Prompt :: Show every line containing "molta" by copying it.

··· Supplied records

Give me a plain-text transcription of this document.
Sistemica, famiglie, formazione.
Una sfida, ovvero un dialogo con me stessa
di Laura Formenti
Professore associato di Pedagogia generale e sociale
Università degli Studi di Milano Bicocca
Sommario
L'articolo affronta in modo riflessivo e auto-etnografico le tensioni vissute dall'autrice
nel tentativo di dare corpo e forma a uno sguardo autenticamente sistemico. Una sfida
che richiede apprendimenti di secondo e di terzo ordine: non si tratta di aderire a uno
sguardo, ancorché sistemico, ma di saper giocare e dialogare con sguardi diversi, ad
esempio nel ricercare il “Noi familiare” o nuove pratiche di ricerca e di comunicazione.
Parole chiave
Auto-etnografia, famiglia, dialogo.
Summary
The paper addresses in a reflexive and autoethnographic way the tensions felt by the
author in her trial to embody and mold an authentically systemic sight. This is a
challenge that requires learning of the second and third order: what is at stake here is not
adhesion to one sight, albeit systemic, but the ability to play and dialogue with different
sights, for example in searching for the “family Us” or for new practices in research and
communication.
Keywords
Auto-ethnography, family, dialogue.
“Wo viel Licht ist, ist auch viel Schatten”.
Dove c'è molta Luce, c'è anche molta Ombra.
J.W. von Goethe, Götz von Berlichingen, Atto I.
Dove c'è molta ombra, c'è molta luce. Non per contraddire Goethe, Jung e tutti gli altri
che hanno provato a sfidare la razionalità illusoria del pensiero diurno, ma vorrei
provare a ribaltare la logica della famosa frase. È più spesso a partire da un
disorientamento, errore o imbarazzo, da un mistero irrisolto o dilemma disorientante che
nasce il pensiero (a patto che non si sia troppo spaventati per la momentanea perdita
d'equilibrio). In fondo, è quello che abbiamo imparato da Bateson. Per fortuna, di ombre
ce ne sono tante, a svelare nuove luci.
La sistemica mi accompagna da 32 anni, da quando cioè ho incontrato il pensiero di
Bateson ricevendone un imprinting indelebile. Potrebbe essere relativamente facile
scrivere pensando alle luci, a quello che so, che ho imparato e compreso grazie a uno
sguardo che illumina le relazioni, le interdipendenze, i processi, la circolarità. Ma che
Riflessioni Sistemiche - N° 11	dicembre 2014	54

······

Solved problem ::
Dove c'è molta Luce, c'è anche molta Ombra.
Dove c'è molta ombra, c'è molta luce. Non per contraddire Goethe, Jung e tutti gli altri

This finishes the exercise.